▸ **Records from a collection of figures**:
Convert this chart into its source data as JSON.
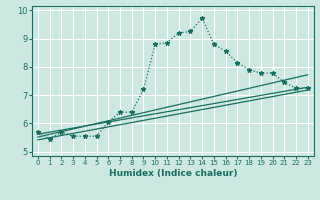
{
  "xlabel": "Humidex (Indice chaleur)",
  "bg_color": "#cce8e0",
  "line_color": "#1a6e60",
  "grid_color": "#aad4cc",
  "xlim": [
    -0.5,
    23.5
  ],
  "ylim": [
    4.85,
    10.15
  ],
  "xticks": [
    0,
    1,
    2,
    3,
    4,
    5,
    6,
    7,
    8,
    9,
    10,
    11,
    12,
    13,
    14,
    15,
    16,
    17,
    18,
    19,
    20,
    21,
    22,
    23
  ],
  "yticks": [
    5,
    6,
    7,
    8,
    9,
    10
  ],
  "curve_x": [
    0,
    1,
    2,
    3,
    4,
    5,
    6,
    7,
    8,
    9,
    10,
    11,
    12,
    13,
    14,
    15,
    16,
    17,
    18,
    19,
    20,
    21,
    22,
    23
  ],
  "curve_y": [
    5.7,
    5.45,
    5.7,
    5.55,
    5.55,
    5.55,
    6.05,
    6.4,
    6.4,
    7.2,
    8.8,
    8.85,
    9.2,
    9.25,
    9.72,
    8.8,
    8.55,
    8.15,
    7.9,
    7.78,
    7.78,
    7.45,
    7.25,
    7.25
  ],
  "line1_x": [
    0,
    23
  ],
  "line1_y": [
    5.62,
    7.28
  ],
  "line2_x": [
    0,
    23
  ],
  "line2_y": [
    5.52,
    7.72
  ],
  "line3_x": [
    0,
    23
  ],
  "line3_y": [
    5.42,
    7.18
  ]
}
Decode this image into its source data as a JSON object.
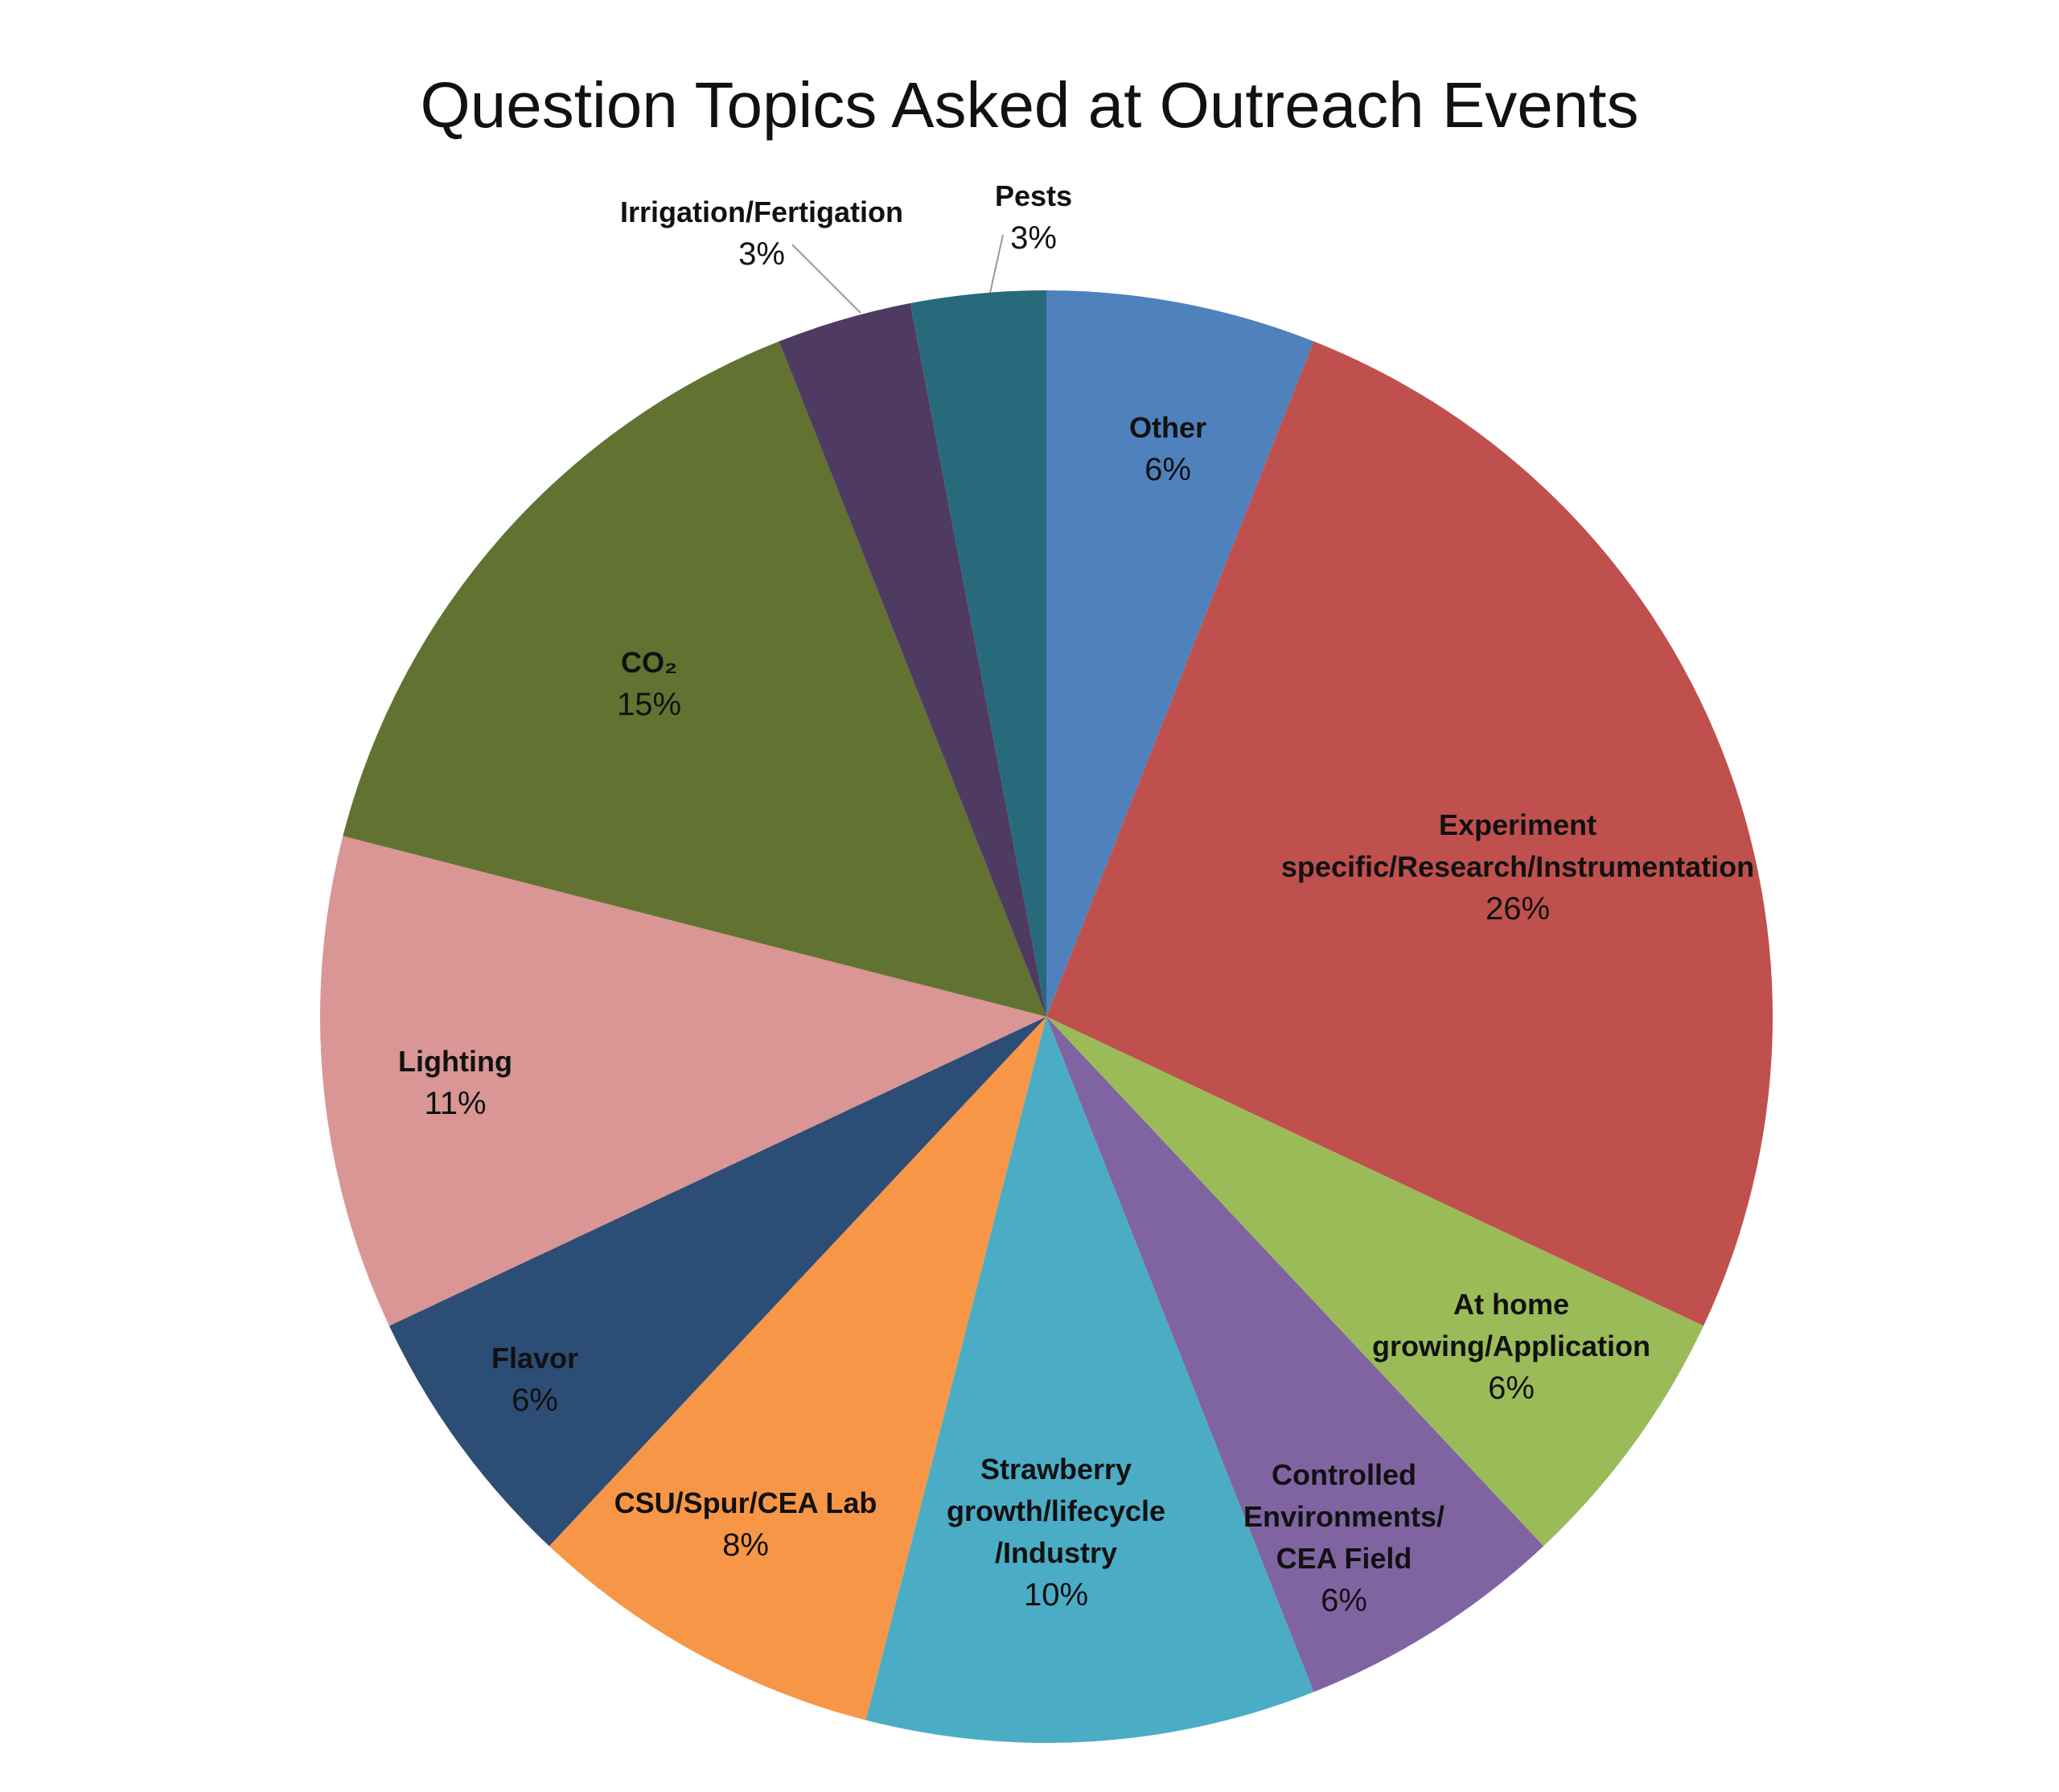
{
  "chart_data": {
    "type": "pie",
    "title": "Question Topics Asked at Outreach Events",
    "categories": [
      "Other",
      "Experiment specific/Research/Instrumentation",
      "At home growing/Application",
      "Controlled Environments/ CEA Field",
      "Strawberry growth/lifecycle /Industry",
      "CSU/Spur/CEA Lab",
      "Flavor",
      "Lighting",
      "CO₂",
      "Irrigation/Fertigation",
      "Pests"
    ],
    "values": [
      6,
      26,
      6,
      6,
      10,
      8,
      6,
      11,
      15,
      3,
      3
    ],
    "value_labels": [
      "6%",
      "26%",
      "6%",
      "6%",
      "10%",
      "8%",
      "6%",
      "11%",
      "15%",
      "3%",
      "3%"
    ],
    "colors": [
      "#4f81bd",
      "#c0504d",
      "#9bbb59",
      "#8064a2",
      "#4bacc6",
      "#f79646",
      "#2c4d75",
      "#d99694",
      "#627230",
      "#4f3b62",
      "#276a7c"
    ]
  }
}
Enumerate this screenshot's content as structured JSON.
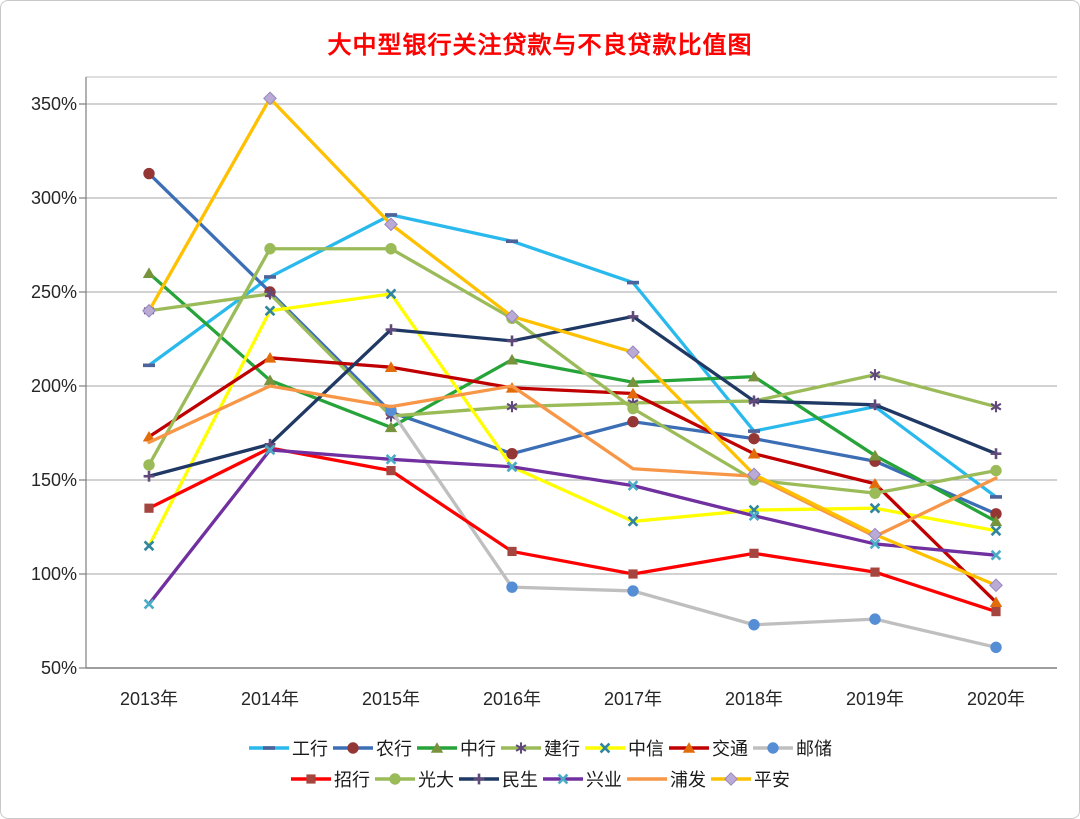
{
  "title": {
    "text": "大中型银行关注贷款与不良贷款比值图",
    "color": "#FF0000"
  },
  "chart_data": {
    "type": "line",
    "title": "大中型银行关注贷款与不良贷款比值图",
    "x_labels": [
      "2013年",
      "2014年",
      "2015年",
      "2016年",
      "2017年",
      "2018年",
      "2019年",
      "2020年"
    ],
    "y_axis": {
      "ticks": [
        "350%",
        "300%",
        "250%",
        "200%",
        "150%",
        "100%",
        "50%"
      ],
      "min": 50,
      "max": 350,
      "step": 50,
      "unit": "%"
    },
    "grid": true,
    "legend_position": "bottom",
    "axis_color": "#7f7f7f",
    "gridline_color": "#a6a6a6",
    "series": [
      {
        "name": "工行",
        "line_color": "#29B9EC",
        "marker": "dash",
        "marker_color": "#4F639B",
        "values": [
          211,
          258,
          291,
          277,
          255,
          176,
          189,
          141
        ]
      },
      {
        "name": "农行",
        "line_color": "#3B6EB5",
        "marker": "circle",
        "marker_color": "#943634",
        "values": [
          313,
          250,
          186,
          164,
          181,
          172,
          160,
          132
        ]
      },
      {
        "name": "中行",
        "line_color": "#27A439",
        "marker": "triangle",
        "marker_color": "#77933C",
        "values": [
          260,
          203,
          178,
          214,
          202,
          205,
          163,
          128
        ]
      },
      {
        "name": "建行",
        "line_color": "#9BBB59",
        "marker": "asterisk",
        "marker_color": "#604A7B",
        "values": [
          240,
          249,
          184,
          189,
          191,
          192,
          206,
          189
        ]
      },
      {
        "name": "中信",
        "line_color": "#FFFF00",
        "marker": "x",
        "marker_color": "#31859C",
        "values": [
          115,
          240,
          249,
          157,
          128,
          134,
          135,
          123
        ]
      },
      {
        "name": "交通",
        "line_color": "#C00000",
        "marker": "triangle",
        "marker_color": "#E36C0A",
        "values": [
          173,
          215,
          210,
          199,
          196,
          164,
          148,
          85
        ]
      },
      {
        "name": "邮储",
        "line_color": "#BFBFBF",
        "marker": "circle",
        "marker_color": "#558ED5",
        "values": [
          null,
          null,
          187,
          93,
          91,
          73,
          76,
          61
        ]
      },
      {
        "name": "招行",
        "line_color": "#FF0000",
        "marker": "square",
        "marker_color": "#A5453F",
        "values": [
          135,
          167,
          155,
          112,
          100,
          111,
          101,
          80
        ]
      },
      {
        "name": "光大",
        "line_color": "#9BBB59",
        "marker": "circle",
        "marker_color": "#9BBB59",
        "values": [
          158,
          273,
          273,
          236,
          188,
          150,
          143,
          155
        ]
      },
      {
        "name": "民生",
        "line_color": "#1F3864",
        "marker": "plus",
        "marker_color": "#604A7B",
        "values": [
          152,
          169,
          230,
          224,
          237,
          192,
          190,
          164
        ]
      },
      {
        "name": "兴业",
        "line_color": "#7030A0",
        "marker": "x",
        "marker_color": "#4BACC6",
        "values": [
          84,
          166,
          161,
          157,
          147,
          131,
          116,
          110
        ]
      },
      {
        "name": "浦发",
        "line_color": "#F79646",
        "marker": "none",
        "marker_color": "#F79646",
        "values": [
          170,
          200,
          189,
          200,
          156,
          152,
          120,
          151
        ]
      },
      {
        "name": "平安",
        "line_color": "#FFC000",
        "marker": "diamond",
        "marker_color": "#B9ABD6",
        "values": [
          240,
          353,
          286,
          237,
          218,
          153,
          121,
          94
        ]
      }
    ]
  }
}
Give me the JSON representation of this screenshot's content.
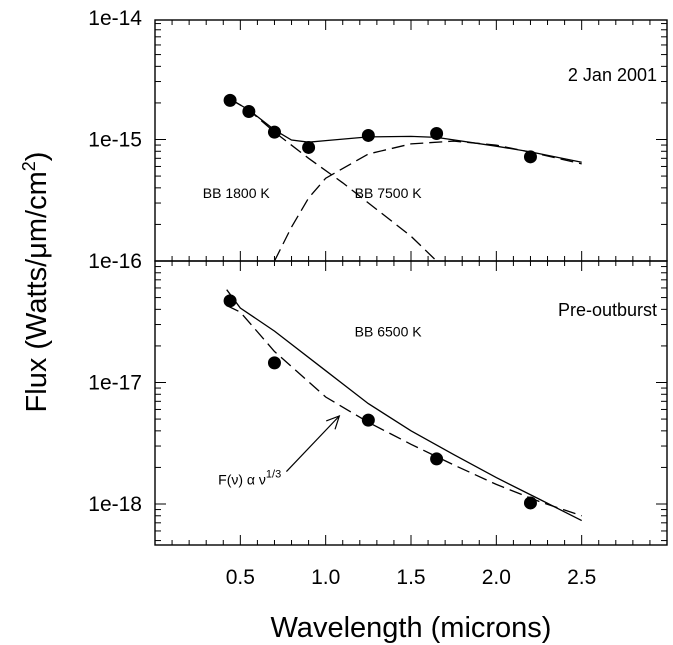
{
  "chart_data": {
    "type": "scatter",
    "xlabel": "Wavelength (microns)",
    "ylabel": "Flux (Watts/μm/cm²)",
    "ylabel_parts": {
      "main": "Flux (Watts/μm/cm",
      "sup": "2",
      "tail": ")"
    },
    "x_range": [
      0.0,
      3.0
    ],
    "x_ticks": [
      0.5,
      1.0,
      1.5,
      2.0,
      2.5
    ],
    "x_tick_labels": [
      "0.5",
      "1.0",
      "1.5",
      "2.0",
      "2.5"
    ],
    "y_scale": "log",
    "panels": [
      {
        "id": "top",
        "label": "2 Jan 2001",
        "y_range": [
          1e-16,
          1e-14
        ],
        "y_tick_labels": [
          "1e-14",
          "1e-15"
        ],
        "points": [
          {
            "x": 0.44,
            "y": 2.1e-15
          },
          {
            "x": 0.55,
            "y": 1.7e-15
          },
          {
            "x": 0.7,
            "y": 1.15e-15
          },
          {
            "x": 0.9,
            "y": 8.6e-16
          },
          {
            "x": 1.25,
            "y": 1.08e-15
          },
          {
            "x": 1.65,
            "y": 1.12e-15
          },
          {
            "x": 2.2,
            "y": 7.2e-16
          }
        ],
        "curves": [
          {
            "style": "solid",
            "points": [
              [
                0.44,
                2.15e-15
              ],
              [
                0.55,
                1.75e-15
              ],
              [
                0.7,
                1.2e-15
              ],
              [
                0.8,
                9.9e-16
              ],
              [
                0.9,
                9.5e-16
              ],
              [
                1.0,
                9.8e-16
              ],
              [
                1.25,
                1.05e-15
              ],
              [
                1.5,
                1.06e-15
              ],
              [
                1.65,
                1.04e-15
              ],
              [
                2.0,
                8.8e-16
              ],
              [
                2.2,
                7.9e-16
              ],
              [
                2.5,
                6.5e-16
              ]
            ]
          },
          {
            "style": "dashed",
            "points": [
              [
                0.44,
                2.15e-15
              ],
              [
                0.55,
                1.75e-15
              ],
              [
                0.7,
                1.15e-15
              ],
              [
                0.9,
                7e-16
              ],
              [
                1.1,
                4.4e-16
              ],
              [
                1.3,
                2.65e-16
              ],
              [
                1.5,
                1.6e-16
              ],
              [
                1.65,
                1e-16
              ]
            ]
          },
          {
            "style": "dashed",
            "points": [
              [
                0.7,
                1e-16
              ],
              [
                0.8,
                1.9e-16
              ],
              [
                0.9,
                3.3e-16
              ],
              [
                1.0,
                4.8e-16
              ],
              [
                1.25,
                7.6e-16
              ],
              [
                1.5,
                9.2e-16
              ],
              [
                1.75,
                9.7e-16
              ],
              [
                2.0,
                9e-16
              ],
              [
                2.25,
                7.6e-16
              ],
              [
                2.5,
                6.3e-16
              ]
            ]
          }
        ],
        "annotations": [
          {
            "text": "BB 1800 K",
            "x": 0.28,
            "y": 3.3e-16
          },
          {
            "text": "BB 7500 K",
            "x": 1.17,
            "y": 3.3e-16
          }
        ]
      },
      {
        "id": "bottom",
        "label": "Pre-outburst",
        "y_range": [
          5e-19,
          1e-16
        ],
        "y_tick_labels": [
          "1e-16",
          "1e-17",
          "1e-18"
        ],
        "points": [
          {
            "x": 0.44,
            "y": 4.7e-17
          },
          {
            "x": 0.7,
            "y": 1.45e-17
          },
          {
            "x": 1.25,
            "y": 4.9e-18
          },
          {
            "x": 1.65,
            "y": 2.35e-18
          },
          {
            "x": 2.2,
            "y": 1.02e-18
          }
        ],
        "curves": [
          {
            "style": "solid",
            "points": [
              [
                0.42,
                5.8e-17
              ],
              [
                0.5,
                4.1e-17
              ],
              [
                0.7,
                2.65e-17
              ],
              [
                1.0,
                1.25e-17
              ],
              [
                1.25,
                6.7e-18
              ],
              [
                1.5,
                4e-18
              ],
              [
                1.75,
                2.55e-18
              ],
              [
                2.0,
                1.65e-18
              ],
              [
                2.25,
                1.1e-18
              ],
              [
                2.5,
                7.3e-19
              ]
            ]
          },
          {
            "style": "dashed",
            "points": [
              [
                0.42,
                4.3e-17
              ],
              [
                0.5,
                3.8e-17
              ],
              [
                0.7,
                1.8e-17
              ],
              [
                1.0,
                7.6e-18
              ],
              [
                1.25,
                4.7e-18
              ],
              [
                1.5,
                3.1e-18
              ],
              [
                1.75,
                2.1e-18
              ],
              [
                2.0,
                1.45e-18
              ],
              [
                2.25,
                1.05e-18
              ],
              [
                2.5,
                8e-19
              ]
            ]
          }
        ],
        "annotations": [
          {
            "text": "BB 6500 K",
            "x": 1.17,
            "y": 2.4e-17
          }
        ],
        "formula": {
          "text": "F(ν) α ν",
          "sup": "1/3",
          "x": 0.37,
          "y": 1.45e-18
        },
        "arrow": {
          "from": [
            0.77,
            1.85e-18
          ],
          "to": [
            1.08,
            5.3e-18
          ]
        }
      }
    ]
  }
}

▸ **TASK OBJECTIVE**: Copy each line of the listing in which the word "this" can be found.

▸ **THE SOLUTION**:
Convert this chart into its source data as JSON.
Decode this image into its source data as a JSON object.
Enumerate this screenshot's content as structured JSON.
Give me the JSON representation of this screenshot's content.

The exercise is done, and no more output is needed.